Requirement: Send back the records in full, character for character.

──────── Supplied material ────────

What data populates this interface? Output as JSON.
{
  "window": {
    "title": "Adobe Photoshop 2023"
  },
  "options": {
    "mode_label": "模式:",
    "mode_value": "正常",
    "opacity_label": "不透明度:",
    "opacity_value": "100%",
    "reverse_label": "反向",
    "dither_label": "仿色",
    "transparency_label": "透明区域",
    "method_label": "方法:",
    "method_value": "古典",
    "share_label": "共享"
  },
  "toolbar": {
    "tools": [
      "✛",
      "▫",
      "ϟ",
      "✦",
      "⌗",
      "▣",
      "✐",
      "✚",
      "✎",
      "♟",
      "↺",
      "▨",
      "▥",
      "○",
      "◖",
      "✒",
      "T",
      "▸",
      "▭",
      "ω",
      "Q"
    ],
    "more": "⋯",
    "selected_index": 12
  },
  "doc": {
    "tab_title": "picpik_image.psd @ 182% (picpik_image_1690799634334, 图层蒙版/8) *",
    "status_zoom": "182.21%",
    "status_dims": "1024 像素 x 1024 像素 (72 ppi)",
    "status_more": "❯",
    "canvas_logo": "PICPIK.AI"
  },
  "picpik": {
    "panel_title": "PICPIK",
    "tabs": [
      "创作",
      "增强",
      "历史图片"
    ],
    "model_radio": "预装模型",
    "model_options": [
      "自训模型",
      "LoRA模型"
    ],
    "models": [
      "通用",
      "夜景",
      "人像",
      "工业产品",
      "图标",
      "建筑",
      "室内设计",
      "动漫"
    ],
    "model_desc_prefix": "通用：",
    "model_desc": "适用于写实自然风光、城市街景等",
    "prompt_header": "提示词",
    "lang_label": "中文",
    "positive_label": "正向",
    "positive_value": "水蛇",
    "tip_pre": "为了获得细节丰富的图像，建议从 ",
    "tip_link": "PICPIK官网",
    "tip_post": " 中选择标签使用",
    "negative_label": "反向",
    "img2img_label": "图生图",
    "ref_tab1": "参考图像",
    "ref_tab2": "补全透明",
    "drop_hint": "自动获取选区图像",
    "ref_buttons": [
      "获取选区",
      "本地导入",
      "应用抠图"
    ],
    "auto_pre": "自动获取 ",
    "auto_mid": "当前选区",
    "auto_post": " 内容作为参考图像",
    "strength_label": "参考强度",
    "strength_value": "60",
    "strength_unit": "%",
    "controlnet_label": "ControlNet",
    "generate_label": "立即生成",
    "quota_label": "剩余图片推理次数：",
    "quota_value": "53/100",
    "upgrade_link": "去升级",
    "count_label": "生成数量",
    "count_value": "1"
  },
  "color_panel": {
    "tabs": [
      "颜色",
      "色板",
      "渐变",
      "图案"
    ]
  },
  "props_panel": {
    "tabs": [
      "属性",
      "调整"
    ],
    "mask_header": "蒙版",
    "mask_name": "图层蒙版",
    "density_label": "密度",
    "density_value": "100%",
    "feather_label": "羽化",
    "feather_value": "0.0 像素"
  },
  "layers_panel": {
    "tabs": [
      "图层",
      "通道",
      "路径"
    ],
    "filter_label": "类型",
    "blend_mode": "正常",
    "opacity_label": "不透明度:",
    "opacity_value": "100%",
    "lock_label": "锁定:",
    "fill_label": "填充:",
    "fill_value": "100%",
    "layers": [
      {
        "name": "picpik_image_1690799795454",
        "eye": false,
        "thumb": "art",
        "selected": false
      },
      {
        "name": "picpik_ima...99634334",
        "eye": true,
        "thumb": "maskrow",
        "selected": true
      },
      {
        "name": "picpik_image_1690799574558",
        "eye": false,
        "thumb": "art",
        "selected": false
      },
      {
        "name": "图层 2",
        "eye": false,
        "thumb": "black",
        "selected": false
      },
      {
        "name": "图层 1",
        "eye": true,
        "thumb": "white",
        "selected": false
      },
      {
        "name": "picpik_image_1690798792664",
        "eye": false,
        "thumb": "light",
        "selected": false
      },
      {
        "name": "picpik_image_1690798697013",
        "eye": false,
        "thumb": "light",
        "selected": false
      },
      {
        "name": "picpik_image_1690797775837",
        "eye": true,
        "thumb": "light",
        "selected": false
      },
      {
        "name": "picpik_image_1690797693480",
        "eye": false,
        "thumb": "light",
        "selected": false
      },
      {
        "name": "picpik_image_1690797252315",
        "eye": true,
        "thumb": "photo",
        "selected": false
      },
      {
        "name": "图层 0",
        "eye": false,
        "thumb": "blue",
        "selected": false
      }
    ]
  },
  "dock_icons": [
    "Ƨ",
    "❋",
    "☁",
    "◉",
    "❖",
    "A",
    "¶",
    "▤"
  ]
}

────────

Reply to the task:
What data populates this interface? Output as JSON.
{
  "window": {
    "title": "Adobe Photoshop 2023"
  },
  "options": {
    "mode_label": "模式:",
    "mode_value": "正常",
    "opacity_label": "不透明度:",
    "opacity_value": "100%",
    "reverse_label": "反向",
    "dither_label": "仿色",
    "transparency_label": "透明区域",
    "method_label": "方法:",
    "method_value": "古典",
    "share_label": "共享"
  },
  "toolbar": {
    "tools": [
      "✛",
      "▫",
      "ϟ",
      "✦",
      "⌗",
      "▣",
      "✐",
      "✚",
      "✎",
      "♟",
      "↺",
      "▨",
      "▥",
      "○",
      "◖",
      "✒",
      "T",
      "▸",
      "▭",
      "ω",
      "Q"
    ],
    "more": "⋯",
    "selected_index": 12
  },
  "doc": {
    "tab_title": "picpik_image.psd @ 182% (picpik_image_1690799634334, 图层蒙版/8) *",
    "status_zoom": "182.21%",
    "status_dims": "1024 像素 x 1024 像素 (72 ppi)",
    "status_more": "❯",
    "canvas_logo": "PICPIK.AI"
  },
  "picpik": {
    "panel_title": "PICPIK",
    "tabs": [
      "创作",
      "增强",
      "历史图片"
    ],
    "model_radio": "预装模型",
    "model_options": [
      "自训模型",
      "LoRA模型"
    ],
    "models": [
      "通用",
      "夜景",
      "人像",
      "工业产品",
      "图标",
      "建筑",
      "室内设计",
      "动漫"
    ],
    "model_desc_prefix": "通用：",
    "model_desc": "适用于写实自然风光、城市街景等",
    "prompt_header": "提示词",
    "lang_label": "中文",
    "positive_label": "正向",
    "positive_value": "水蛇",
    "tip_pre": "为了获得细节丰富的图像，建议从 ",
    "tip_link": "PICPIK官网",
    "tip_post": " 中选择标签使用",
    "negative_label": "反向",
    "img2img_label": "图生图",
    "ref_tab1": "参考图像",
    "ref_tab2": "补全透明",
    "drop_hint": "自动获取选区图像",
    "ref_buttons": [
      "获取选区",
      "本地导入",
      "应用抠图"
    ],
    "auto_pre": "自动获取 ",
    "auto_mid": "当前选区",
    "auto_post": " 内容作为参考图像",
    "strength_label": "参考强度",
    "strength_value": "60",
    "strength_unit": "%",
    "controlnet_label": "ControlNet",
    "generate_label": "立即生成",
    "quota_label": "剩余图片推理次数：",
    "quota_value": "53/100",
    "upgrade_link": "去升级",
    "count_label": "生成数量",
    "count_value": "1"
  },
  "color_panel": {
    "tabs": [
      "颜色",
      "色板",
      "渐变",
      "图案"
    ]
  },
  "props_panel": {
    "tabs": [
      "属性",
      "调整"
    ],
    "mask_header": "蒙版",
    "mask_name": "图层蒙版",
    "density_label": "密度",
    "density_value": "100%",
    "feather_label": "羽化",
    "feather_value": "0.0 像素"
  },
  "layers_panel": {
    "tabs": [
      "图层",
      "通道",
      "路径"
    ],
    "filter_label": "类型",
    "blend_mode": "正常",
    "opacity_label": "不透明度:",
    "opacity_value": "100%",
    "lock_label": "锁定:",
    "fill_label": "填充:",
    "fill_value": "100%",
    "layers": [
      {
        "name": "picpik_image_1690799795454",
        "eye": false,
        "thumb": "art",
        "selected": false
      },
      {
        "name": "picpik_ima...99634334",
        "eye": true,
        "thumb": "maskrow",
        "selected": true
      },
      {
        "name": "picpik_image_1690799574558",
        "eye": false,
        "thumb": "art",
        "selected": false
      },
      {
        "name": "图层 2",
        "eye": false,
        "thumb": "black",
        "selected": false
      },
      {
        "name": "图层 1",
        "eye": true,
        "thumb": "white",
        "selected": false
      },
      {
        "name": "picpik_image_1690798792664",
        "eye": false,
        "thumb": "light",
        "selected": false
      },
      {
        "name": "picpik_image_1690798697013",
        "eye": false,
        "thumb": "light",
        "selected": false
      },
      {
        "name": "picpik_image_1690797775837",
        "eye": true,
        "thumb": "light",
        "selected": false
      },
      {
        "name": "picpik_image_1690797693480",
        "eye": false,
        "thumb": "light",
        "selected": false
      },
      {
        "name": "picpik_image_1690797252315",
        "eye": true,
        "thumb": "photo",
        "selected": false
      },
      {
        "name": "图层 0",
        "eye": false,
        "thumb": "blue",
        "selected": false
      }
    ]
  },
  "dock_icons": [
    "Ƨ",
    "❋",
    "☁",
    "◉",
    "❖",
    "A",
    "¶",
    "▤"
  ]
}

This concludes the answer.